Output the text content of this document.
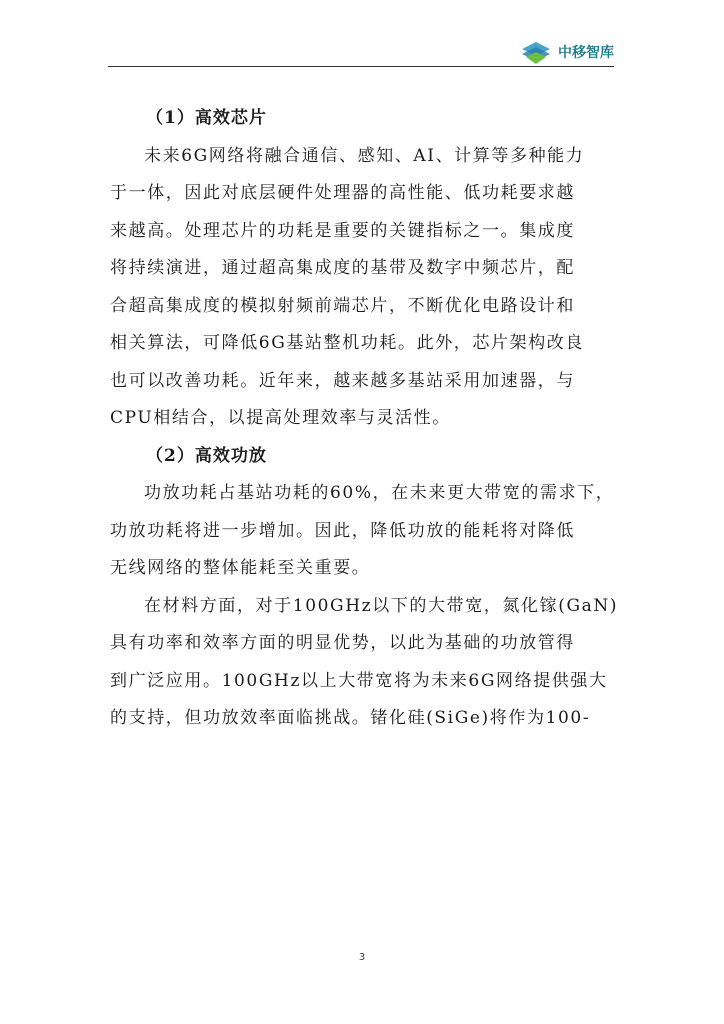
中移智库

（1）高效芯片

未来6G网络将融合通信、感知、AI、计算等多种能力
于一体，因此对底层硬件处理器的高性能、低功耗要求越
来越高。处理芯片的功耗是重要的关键指标之一。集成度
将持续演进，通过超高集成度的基带及数字中频芯片，配
合超高集成度的模拟射频前端芯片，不断优化电路设计和
相关算法，可降低6G基站整机功耗。此外，芯片架构改良
也可以改善功耗。近年来，越来越多基站采用加速器，与
CPU相结合，以提高处理效率与灵活性。

（2）高效功放

功放功耗占基站功耗的60%，在未来更大带宽的需求下，
功放功耗将进一步增加。因此，降低功放的能耗将对降低
无线网络的整体能耗至关重要。

在材料方面，对于100GHz以下的大带宽，氮化镓(GaN)
具有功率和效率方面的明显优势，以此为基础的功放管得
到广泛应用。100GHz以上大带宽将为未来6G网络提供强大
的支持，但功放效率面临挑战。锗化硅(SiGe)将作为100-

3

- Short exercise -
The records above are to be quoted exactly, with all pictures left out.

- Written response -
Output the text content of this document.
中移智库

（1）高效芯片

未来6G网络将融合通信、感知、AI、计算等多种能力
于一体，因此对底层硬件处理器的高性能、低功耗要求越
来越高。处理芯片的功耗是重要的关键指标之一。集成度
将持续演进，通过超高集成度的基带及数字中频芯片，配
合超高集成度的模拟射频前端芯片，不断优化电路设计和
相关算法，可降低6G基站整机功耗。此外，芯片架构改良
也可以改善功耗。近年来，越来越多基站采用加速器，与
CPU相结合，以提高处理效率与灵活性。

（2）高效功放

功放功耗占基站功耗的60%，在未来更大带宽的需求下，
功放功耗将进一步增加。因此，降低功放的能耗将对降低
无线网络的整体能耗至关重要。

在材料方面，对于100GHz以下的大带宽，氮化镓(GaN)
具有功率和效率方面的明显优势，以此为基础的功放管得
到广泛应用。100GHz以上大带宽将为未来6G网络提供强大
的支持，但功放效率面临挑战。锗化硅(SiGe)将作为100-

3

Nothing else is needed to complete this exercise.